Goal of the exercise
Copy each line where the word "September" occurs.

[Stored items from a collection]
_ _ _
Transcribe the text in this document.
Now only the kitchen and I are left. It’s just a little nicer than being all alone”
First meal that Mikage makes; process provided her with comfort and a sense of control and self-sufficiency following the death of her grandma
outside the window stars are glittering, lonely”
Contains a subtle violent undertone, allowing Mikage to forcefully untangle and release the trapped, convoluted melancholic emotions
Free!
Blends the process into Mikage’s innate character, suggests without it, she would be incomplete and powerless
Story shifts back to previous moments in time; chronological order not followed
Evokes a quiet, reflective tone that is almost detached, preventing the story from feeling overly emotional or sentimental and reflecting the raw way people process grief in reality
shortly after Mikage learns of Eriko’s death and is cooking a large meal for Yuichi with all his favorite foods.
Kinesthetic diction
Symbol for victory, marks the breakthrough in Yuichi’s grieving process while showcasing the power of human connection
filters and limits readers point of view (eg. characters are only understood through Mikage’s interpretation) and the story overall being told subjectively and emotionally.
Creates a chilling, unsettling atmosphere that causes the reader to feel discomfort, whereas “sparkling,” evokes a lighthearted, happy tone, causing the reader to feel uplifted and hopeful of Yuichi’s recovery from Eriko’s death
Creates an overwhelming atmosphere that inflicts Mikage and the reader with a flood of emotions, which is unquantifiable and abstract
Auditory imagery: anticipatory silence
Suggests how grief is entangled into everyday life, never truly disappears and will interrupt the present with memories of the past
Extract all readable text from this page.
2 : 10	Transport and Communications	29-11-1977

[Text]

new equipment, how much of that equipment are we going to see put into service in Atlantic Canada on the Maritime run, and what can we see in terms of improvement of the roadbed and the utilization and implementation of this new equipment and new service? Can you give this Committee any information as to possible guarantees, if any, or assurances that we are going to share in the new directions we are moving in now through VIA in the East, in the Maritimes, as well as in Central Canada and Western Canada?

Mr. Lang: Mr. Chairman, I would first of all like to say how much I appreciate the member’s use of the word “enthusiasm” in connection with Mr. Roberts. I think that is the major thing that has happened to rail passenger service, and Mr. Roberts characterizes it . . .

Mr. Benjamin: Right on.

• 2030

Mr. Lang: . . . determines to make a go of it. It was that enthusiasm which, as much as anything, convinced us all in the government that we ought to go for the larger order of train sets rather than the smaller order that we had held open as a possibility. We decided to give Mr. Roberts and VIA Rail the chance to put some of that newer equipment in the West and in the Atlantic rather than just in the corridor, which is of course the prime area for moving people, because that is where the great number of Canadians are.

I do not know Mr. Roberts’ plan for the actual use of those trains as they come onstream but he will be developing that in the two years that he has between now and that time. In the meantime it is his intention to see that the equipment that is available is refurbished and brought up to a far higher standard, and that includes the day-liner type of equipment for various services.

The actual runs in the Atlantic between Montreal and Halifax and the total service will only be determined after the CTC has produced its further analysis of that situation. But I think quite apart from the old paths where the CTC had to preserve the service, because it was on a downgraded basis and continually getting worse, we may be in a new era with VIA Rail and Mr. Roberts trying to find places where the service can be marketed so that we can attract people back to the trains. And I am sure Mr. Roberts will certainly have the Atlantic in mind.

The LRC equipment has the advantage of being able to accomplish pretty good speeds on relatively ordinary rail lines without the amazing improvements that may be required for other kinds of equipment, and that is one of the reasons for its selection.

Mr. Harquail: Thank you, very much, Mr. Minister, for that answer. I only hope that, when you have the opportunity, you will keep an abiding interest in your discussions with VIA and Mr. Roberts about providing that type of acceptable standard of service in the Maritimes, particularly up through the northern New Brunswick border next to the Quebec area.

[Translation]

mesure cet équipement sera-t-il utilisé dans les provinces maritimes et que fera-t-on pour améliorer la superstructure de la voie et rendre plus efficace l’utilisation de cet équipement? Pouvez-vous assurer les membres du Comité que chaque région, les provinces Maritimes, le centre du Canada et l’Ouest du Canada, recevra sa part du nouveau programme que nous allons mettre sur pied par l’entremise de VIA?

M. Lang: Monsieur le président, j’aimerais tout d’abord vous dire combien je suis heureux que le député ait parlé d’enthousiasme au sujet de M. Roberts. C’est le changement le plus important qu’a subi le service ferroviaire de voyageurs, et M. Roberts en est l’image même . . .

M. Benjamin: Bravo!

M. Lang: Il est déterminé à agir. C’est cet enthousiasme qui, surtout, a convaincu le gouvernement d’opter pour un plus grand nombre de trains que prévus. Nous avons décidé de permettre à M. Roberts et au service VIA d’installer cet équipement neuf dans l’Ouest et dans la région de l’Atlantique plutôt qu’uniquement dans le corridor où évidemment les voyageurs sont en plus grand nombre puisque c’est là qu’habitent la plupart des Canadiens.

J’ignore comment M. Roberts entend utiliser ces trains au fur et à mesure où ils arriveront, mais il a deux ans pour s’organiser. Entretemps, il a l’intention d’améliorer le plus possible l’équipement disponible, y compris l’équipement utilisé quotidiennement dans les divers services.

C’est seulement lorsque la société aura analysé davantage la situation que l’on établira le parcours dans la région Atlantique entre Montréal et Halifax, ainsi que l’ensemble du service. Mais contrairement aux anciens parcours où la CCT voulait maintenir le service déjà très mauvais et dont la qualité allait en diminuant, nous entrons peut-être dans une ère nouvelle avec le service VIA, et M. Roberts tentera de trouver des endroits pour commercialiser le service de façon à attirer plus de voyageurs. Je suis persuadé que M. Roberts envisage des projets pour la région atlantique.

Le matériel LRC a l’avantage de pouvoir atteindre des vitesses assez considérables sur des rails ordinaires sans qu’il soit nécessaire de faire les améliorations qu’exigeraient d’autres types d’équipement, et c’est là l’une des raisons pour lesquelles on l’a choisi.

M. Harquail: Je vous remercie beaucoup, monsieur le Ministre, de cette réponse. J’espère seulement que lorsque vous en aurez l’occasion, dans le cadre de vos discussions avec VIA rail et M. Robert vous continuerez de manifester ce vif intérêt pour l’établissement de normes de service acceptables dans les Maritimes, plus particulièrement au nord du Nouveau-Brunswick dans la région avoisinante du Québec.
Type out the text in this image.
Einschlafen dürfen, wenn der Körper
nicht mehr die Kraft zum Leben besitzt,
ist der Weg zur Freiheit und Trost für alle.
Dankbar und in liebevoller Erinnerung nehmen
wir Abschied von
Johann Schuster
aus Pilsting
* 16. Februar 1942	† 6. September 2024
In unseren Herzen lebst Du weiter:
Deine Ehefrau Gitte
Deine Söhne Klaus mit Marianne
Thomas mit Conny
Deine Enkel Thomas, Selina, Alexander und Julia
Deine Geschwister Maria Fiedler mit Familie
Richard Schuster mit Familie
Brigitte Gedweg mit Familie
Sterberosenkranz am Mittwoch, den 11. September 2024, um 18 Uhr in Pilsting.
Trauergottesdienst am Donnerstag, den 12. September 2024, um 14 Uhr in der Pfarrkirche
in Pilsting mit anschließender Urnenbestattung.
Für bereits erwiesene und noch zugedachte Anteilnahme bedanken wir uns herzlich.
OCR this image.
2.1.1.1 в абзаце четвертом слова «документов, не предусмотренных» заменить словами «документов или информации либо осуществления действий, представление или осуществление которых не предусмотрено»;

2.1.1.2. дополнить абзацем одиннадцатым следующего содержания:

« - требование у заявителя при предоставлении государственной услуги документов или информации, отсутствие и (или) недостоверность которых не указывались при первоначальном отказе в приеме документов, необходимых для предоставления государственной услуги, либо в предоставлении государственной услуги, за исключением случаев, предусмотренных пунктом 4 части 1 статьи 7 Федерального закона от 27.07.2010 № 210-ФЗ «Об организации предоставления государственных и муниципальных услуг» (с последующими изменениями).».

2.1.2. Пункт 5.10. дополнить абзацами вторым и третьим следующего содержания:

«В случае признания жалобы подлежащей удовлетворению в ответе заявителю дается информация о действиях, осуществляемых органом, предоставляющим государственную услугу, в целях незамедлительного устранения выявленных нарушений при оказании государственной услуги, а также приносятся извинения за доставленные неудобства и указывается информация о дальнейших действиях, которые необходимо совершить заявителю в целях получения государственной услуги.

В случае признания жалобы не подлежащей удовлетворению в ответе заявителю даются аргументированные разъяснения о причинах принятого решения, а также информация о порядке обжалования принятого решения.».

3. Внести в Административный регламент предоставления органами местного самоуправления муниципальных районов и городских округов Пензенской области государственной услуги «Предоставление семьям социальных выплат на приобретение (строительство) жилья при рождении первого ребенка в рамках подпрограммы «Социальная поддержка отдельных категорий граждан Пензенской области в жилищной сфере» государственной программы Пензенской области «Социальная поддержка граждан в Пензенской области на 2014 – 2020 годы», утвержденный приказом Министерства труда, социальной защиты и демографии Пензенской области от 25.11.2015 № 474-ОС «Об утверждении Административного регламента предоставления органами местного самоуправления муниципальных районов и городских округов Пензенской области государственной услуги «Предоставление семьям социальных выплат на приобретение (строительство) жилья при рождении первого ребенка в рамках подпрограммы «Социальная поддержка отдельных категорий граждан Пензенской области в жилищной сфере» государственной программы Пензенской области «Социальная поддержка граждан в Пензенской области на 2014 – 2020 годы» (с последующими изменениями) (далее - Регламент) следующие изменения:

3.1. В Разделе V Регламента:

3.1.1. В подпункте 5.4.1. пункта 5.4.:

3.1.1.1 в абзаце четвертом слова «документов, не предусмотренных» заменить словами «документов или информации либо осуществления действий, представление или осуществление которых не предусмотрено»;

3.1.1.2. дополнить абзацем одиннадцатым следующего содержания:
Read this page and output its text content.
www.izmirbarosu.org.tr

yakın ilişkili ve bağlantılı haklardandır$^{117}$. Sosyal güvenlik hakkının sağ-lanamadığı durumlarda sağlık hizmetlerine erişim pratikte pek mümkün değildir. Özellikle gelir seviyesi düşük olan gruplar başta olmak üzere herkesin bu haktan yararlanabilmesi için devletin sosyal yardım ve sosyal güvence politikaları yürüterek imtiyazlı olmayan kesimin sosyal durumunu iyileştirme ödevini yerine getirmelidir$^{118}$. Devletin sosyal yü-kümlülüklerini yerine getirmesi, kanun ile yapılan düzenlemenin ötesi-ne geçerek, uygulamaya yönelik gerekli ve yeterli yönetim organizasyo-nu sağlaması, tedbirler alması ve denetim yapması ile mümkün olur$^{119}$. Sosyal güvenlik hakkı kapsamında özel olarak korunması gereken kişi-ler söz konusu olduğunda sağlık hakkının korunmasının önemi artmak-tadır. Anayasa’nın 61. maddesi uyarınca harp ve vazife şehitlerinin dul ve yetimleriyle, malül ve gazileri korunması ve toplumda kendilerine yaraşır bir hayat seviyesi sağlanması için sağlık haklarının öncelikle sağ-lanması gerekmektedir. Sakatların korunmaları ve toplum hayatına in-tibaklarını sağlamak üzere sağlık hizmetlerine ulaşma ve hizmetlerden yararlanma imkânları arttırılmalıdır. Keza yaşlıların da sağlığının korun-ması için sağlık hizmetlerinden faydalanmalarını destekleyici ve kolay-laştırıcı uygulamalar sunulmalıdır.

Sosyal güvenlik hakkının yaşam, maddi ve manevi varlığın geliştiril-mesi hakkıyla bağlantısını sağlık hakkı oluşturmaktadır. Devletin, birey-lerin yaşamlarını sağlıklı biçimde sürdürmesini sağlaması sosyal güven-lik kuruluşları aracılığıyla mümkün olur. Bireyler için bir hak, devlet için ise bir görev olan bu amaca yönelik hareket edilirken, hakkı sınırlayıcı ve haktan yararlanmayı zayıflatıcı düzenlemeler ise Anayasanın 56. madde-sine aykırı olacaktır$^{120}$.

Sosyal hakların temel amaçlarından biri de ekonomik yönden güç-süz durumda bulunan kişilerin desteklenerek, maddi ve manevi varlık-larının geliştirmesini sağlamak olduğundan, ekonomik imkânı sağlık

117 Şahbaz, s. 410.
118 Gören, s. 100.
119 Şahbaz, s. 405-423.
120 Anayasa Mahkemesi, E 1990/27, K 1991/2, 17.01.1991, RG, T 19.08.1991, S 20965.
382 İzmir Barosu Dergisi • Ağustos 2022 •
_ _ _
Exercise answer
* 16. Februar 1942	† 6. September 2024
Sterberosenkranz am Mittwoch, den 11. September 2024, um 18 Uhr in Pilsting.
Trauergottesdienst am Donnerstag, den 12. September 2024, um 14 Uhr in der Pfarrkirche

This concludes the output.